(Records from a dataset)

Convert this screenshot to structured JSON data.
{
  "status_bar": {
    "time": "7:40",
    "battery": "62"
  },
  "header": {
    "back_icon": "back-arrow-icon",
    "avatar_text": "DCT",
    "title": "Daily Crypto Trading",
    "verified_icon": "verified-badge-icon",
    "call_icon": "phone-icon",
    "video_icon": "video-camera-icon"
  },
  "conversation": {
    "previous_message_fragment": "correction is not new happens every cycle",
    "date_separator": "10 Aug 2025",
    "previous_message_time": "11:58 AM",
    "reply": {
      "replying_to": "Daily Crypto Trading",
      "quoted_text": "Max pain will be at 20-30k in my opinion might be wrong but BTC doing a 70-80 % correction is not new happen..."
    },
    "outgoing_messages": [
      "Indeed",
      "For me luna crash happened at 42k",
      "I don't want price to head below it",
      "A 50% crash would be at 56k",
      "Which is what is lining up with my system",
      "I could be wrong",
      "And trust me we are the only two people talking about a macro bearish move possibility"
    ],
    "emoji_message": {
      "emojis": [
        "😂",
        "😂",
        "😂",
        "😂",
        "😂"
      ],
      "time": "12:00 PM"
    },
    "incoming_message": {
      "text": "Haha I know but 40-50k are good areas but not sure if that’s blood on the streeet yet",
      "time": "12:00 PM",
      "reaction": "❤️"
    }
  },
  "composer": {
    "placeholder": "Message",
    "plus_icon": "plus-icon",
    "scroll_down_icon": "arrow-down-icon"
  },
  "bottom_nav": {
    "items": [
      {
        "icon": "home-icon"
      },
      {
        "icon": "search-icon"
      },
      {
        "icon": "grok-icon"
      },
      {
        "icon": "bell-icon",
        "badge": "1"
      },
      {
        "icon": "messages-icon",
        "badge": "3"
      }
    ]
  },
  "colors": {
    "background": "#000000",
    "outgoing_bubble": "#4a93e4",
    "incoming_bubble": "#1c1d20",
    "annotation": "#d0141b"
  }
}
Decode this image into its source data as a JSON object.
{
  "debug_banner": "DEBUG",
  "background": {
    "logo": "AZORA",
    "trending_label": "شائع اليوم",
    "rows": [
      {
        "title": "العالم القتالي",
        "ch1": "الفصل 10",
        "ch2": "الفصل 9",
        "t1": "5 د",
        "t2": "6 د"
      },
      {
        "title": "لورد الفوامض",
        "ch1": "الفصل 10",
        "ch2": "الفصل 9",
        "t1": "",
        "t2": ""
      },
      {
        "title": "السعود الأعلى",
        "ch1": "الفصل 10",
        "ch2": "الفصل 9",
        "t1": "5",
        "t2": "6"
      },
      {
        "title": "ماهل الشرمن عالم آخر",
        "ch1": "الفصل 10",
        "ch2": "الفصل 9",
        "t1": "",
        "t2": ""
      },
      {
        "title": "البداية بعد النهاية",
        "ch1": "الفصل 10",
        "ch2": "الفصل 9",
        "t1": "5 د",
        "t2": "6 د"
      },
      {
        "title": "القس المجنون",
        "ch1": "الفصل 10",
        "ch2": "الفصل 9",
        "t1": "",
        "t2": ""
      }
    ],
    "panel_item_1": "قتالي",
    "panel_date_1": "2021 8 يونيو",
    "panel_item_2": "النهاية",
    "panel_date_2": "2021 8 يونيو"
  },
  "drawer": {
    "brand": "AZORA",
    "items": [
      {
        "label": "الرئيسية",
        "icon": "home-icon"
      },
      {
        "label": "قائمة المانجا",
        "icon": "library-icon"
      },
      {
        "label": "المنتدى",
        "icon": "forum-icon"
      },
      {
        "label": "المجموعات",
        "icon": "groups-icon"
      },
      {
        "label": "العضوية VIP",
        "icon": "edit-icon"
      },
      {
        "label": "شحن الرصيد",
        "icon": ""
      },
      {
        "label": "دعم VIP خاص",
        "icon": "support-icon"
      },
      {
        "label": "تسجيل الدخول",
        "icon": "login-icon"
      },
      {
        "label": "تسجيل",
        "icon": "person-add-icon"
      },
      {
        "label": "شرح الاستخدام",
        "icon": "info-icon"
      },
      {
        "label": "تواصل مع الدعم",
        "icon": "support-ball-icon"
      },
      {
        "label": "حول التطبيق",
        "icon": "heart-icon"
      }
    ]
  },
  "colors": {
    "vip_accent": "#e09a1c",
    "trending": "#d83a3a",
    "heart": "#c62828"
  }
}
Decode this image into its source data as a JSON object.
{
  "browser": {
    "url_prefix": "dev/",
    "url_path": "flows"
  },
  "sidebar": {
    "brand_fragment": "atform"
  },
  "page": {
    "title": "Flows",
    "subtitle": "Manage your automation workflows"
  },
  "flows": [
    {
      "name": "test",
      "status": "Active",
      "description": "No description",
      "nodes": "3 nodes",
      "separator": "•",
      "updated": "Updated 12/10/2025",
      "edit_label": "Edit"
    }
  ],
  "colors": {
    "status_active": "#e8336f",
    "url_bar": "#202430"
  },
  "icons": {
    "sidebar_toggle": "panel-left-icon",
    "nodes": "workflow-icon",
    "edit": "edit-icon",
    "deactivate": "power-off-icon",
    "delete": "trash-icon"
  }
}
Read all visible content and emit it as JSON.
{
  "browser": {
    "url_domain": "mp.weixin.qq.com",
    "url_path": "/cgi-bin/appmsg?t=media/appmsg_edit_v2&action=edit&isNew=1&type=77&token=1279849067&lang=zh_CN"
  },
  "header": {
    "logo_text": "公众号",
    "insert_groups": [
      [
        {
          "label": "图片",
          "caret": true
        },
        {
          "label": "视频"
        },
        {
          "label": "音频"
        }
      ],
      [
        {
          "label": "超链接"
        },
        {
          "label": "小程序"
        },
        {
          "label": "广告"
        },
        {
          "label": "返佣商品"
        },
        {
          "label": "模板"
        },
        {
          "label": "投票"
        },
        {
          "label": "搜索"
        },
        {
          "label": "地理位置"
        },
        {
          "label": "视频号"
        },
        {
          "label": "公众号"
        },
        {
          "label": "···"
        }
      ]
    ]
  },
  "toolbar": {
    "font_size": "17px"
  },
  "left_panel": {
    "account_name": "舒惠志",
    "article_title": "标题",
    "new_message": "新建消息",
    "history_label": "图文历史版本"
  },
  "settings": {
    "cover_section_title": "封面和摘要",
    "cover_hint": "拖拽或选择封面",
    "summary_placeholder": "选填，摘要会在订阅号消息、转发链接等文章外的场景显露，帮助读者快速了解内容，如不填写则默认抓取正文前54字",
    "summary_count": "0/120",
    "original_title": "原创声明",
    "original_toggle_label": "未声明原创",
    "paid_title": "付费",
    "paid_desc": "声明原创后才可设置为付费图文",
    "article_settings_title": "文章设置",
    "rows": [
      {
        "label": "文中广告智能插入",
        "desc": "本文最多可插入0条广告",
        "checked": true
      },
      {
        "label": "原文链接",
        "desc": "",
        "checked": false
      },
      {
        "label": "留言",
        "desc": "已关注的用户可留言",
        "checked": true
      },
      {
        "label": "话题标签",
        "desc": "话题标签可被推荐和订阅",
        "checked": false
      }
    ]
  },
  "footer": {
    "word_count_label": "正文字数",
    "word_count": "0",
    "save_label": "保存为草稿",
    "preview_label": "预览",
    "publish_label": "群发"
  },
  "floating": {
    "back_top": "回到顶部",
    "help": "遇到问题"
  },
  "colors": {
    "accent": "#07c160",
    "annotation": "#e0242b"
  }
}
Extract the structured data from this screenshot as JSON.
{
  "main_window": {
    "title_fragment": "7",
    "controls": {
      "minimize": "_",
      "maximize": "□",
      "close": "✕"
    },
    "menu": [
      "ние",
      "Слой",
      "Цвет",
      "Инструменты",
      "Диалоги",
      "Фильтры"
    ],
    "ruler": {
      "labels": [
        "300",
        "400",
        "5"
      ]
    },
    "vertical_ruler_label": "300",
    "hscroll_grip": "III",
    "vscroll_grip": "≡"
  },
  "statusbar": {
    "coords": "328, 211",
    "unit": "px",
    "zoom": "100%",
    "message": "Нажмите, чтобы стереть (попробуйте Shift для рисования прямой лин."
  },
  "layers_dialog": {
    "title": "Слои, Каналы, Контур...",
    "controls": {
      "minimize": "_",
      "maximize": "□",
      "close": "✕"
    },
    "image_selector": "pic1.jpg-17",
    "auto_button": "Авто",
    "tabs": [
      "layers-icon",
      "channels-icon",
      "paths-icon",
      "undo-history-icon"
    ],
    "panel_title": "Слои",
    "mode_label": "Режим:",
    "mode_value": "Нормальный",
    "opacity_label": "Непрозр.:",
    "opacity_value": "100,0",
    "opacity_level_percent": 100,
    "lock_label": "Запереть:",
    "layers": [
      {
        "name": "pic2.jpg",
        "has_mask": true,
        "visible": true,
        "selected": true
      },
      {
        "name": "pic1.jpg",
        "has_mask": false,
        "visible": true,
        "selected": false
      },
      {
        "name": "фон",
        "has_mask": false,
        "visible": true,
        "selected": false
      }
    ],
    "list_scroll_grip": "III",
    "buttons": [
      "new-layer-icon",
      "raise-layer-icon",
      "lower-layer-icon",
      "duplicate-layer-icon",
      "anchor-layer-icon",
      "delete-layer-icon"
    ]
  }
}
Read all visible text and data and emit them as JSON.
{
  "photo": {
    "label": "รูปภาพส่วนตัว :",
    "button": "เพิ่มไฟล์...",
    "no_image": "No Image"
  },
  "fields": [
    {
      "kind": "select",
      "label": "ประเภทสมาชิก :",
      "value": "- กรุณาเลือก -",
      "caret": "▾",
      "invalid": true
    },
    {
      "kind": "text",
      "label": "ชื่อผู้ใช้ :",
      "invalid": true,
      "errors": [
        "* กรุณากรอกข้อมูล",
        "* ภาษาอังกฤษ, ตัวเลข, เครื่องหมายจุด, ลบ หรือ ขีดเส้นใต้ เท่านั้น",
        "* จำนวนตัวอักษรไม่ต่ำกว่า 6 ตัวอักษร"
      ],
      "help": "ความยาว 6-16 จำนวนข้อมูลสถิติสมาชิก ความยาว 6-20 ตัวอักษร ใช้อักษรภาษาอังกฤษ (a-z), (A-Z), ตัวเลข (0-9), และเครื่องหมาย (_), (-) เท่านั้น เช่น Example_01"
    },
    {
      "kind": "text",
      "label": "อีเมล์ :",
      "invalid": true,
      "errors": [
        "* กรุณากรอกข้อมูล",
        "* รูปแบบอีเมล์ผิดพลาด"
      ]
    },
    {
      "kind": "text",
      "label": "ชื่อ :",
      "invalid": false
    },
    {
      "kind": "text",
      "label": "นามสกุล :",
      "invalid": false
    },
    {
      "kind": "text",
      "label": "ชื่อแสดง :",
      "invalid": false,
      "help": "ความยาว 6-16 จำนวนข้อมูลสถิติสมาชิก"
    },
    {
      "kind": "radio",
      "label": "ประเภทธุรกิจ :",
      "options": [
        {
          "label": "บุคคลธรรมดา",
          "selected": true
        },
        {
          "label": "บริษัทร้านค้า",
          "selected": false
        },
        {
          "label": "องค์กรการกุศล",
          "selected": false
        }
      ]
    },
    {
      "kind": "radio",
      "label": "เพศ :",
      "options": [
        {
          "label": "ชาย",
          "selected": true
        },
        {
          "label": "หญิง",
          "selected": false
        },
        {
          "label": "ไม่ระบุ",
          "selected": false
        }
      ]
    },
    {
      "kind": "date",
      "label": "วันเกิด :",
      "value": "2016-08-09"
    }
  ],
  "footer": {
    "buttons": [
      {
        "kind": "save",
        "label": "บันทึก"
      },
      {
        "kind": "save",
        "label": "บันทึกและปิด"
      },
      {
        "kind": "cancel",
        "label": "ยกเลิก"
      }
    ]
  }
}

THE REQUEST:
Find the word "วเลข" in the entries above and gather every line that holds it.

FINISHED ANSWER:
        "* ภาษาอังกฤษ, ตัวเลข, เครื่องหมายจุด, ลบ หรือ ขีดเส้นใต้ เท่านั้น",
      "help": "ความยาว 6-16 จำนวนข้อมูลสถิติสมาชิก ความยาว 6-20 ตัวอักษร ใช้อักษรภาษาอังกฤษ (a-z), (A-Z), ตัวเลข (0-9), และเครื่องหมาย (_), (-) เท่านั้น เช่น Example_01"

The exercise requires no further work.